[What to work on]
Tally the lines below containing "endothelial" and report only the total.

Transcribed page data
= Beginning of Section =
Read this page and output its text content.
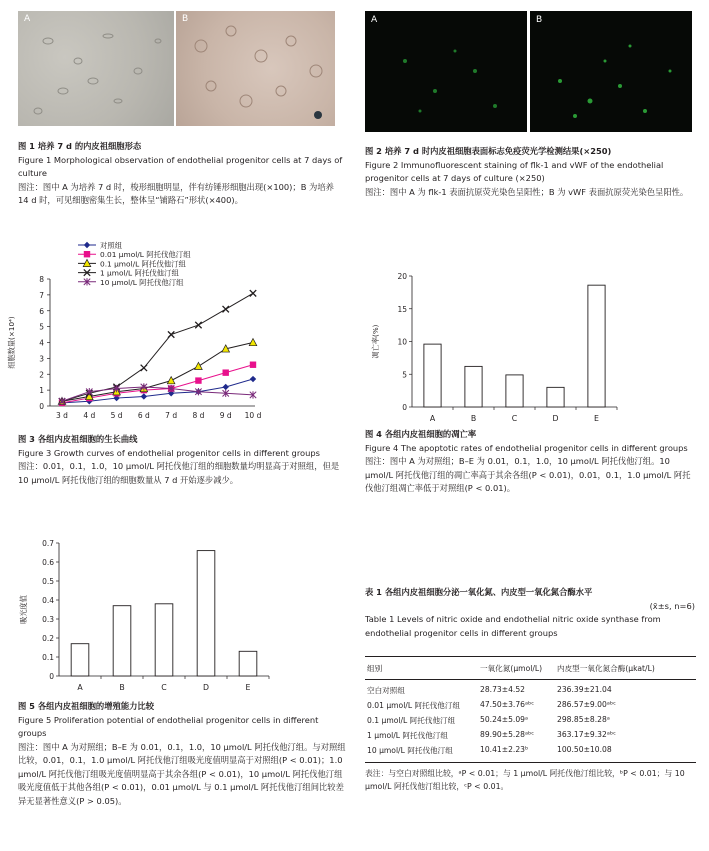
A	B
图 1 培养 7 d 的内皮祖细胞形态
Figure 1 Morphological observation of endothelial progenitor cells at 7 days of culture
图注：图中 A 为培养 7 d 时，梭形细胞明显，伴有纺锤形细胞出现(×100)；B 为培养 14 d 时，可见细胞密集生长，整体呈“铺路石”形状(×400)。
A	B
图 2 培养 7 d 时内皮祖细胞表面标志免疫荧光学检测结果(×250)
Figure 2 Immunofluorescent staining of flk-1 and vWF of the endothelial progenitor cells at 7 days of culture (×250)
图注：图中 A 为 flk-1 表面抗原荧光染色呈阳性；B 为 vWF 表面抗原荧光染色呈阳性。
0
1
2
3
4
5
6
7
8
3 d 4 d 5 d 6 d 7 d 8 d 9 d 10 d
细胞数量(×10⁴)
对照组
0.01 μmol/L 阿托伐他汀组
0.1 μmol/L 阿托伐他汀组
1 μmol/L 阿托伐他汀组
10 μmol/L 阿托伐他汀组
图 3 各组内皮祖细胞的生长曲线
Figure 3 Growth curves of endothelial progenitor cells in different groups
图注：0.01，0.1，1.0，10 μmol/L 阿托伐他汀组的细胞数量均明显高于对照组，但是 10 μmol/L 阿托伐他汀组的细胞数量从 7 d 开始逐步减少。
0
5
10
15
20
A	B	C	D	E
凋亡率(%)
图 4 各组内皮祖细胞的凋亡率
Figure 4 The apoptotic rates of endothelial progenitor cells in different groups
图注：图中 A 为对照组；B–E 为 0.01，0.1，1.0，10 μmol/L 阿托伐他汀组。10 μmol/L 阿托伐他汀组的凋亡率高于其余各组(P < 0.01)，0.01，0.1，1.0 μmol/L 阿托伐他汀组凋亡率低于对照组(P < 0.01)。
0
0.1
0.2
0.3
0.4
0.5
0.6
0.7
A	B	C	D	E
吸光度值
图 5 各组内皮祖细胞的增殖能力比较
Figure 5 Proliferation potential of endothelial progenitor cells in different groups
图注：图中 A 为对照组；B–E 为 0.01，0.1，1.0，10 μmol/L 阿托伐他汀组。与对照组比较，0.01，0.1，1.0 μmol/L 阿托伐他汀组吸光度值明显高于对照组(P < 0.01)；1.0 μmol/L 阿托伐他汀组吸光度值明显高于其余各组(P < 0.01)，10 μmol/L 阿托伐他汀组吸光度值低于其他各组(P < 0.01)，0.01 μmol/L 与 0.1 μmol/L 阿托伐他汀组间比较差异无显著性意义(P > 0.05)。
表 1 各组内皮祖细胞分泌一氧化氮、内皮型一氧化氮合酶水平
(x̄±s, n=6)
Table 1 Levels of nitric oxide and endothelial nitric oxide synthase from endothelial progenitor cells in different groups
组别	一氧化氮(μmol/L) 内皮型一氧化氮合酶(μkat/L)
空白对照组	28.73±4.52	236.39±21.04
0.01 μmol/L 阿托伐他汀组	47.50±3.76ᵃᵇᶜ	286.57±9.00ᵃᵇᶜ
0.1 μmol/L 阿托伐他汀组	50.24±5.09ᵃ	298.85±8.28ᵃ
1 μmol/L 阿托伐他汀组	89.90±5.28ᵃᵇᶜ	363.17±9.32ᵃᵇᶜ
10 μmol/L 阿托伐他汀组	10.41±2.23ᵇ	100.50±10.08
表注：与空白对照组比较，ᵃP < 0.01；与 1 μmol/L 阿托伐他汀组比较，ᵇP < 0.01；与 10 μmol/L 阿托伐他汀组比较，ᶜP < 0.01。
= End of Section =
[Exercise result]
6